## Entries provided:
• • • • •

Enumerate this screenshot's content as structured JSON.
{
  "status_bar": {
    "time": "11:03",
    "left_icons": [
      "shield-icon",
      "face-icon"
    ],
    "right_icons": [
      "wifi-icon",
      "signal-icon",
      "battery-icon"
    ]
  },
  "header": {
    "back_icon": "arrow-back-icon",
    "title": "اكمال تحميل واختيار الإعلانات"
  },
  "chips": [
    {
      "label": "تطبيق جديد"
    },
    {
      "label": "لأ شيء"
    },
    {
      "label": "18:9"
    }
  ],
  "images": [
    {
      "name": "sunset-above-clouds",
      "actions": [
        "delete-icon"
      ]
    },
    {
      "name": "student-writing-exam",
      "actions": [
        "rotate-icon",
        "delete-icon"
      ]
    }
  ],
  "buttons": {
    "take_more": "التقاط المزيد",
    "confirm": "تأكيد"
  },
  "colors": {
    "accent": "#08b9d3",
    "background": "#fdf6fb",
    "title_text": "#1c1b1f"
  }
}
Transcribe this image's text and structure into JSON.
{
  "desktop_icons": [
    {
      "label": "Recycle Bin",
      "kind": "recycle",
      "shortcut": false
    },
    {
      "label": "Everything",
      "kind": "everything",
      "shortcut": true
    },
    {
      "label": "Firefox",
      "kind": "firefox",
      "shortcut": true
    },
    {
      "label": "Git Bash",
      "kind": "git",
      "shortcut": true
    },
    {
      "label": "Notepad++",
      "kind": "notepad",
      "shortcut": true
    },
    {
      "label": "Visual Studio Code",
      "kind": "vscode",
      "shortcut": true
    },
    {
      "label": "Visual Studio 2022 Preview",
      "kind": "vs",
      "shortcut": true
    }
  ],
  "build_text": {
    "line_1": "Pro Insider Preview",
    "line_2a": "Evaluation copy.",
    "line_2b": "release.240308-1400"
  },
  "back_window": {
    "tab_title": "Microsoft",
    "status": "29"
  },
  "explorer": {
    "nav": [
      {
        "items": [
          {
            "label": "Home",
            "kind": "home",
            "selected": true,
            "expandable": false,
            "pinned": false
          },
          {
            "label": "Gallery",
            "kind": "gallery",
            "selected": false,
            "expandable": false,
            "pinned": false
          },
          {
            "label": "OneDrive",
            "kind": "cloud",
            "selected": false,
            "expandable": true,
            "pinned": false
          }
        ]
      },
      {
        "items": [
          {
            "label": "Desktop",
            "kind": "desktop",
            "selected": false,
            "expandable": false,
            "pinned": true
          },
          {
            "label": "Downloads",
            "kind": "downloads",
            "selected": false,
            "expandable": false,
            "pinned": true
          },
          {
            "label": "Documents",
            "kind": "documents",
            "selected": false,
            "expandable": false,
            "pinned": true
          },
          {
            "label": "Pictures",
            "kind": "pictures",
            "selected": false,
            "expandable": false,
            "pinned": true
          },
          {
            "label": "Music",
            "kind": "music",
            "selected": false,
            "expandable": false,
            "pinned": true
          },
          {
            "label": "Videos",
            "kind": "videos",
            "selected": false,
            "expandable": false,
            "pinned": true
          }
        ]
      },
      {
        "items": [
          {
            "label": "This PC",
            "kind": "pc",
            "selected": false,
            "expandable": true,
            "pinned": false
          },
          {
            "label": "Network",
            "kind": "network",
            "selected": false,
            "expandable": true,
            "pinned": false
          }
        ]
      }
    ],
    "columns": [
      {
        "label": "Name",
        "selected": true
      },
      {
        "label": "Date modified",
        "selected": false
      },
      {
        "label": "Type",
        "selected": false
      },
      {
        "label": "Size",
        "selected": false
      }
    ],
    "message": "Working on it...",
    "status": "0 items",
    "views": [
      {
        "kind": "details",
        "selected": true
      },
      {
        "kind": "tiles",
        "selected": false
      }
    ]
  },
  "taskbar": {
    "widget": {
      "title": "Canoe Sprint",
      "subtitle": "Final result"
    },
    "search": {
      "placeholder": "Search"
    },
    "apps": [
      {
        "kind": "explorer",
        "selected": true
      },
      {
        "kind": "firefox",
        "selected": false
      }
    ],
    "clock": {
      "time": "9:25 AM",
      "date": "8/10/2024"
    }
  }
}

• • • • •

## Instruction:
Return every line of the material exactly.

## Full solution:
Enumerate this screenshot's content as structured JSON.
{
  "status_bar": {
    "time": "11:03",
    "left_icons": [
      "shield-icon",
      "face-icon"
    ],
    "right_icons": [
      "wifi-icon",
      "signal-icon",
      "battery-icon"
    ]
  },
  "header": {
    "back_icon": "arrow-back-icon",
    "title": "اكمال تحميل واختيار الإعلانات"
  },
  "chips": [
    {
      "label": "تطبيق جديد"
    },
    {
      "label": "لأ شيء"
    },
    {
      "label": "18:9"
    }
  ],
  "images": [
    {
      "name": "sunset-above-clouds",
      "actions": [
        "delete-icon"
      ]
    },
    {
      "name": "student-writing-exam",
      "actions": [
        "rotate-icon",
        "delete-icon"
      ]
    }
  ],
  "buttons": {
    "take_more": "التقاط المزيد",
    "confirm": "تأكيد"
  },
  "colors": {
    "accent": "#08b9d3",
    "background": "#fdf6fb",
    "title_text": "#1c1b1f"
  }
}
Transcribe this image's text and structure into JSON.
{
  "desktop_icons": [
    {
      "label": "Recycle Bin",
      "kind": "recycle",
      "shortcut": false
    },
    {
      "label": "Everything",
      "kind": "everything",
      "shortcut": true
    },
    {
      "label": "Firefox",
      "kind": "firefox",
      "shortcut": true
    },
    {
      "label": "Git Bash",
      "kind": "git",
      "shortcut": true
    },
    {
      "label": "Notepad++",
      "kind": "notepad",
      "shortcut": true
    },
    {
      "label": "Visual Studio Code",
      "kind": "vscode",
      "shortcut": true
    },
    {
      "label": "Visual Studio 2022 Preview",
      "kind": "vs",
      "shortcut": true
    }
  ],
  "build_text": {
    "line_1": "Pro Insider Preview",
    "line_2a": "Evaluation copy.",
    "line_2b": "release.240308-1400"
  },
  "back_window": {
    "tab_title": "Microsoft",
    "status": "29"
  },
  "explorer": {
    "nav": [
      {
        "items": [
          {
            "label": "Home",
            "kind": "home",
            "selected": true,
            "expandable": false,
            "pinned": false
          },
          {
            "label": "Gallery",
            "kind": "gallery",
            "selected": false,
            "expandable": false,
            "pinned": false
          },
          {
            "label": "OneDrive",
            "kind": "cloud",
            "selected": false,
            "expandable": true,
            "pinned": false
          }
        ]
      },
      {
        "items": [
          {
            "label": "Desktop",
            "kind": "desktop",
            "selected": false,
            "expandable": false,
            "pinned": true
          },
          {
            "label": "Downloads",
            "kind": "downloads",
            "selected": false,
            "expandable": false,
            "pinned": true
          },
          {
            "label": "Documents",
            "kind": "documents",
            "selected": false,
            "expandable": false,
            "pinned": true
          },
          {
            "label": "Pictures",
            "kind": "pictures",
            "selected": false,
            "expandable": false,
            "pinned": true
          },
          {
            "label": "Music",
            "kind": "music",
            "selected": false,
            "expandable": false,
            "pinned": true
          },
          {
            "label": "Videos",
            "kind": "videos",
            "selected": false,
            "expandable": false,
            "pinned": true
          }
        ]
      },
      {
        "items": [
          {
            "label": "This PC",
            "kind": "pc",
            "selected": false,
            "expandable": true,
            "pinned": false
          },
          {
            "label": "Network",
            "kind": "network",
            "selected": false,
            "expandable": true,
            "pinned": false
          }
        ]
      }
    ],
    "columns": [
      {
        "label": "Name",
        "selected": true
      },
      {
        "label": "Date modified",
        "selected": false
      },
      {
        "label": "Type",
        "selected": false
      },
      {
        "label": "Size",
        "selected": false
      }
    ],
    "message": "Working on it...",
    "status": "0 items",
    "views": [
      {
        "kind": "details",
        "selected": true
      },
      {
        "kind": "tiles",
        "selected": false
      }
    ]
  },
  "taskbar": {
    "widget": {
      "title": "Canoe Sprint",
      "subtitle": "Final result"
    },
    "search": {
      "placeholder": "Search"
    },
    "apps": [
      {
        "kind": "explorer",
        "selected": true
      },
      {
        "kind": "firefox",
        "selected": false
      }
    ],
    "clock": {
      "time": "9:25 AM",
      "date": "8/10/2024"
    }
  }
}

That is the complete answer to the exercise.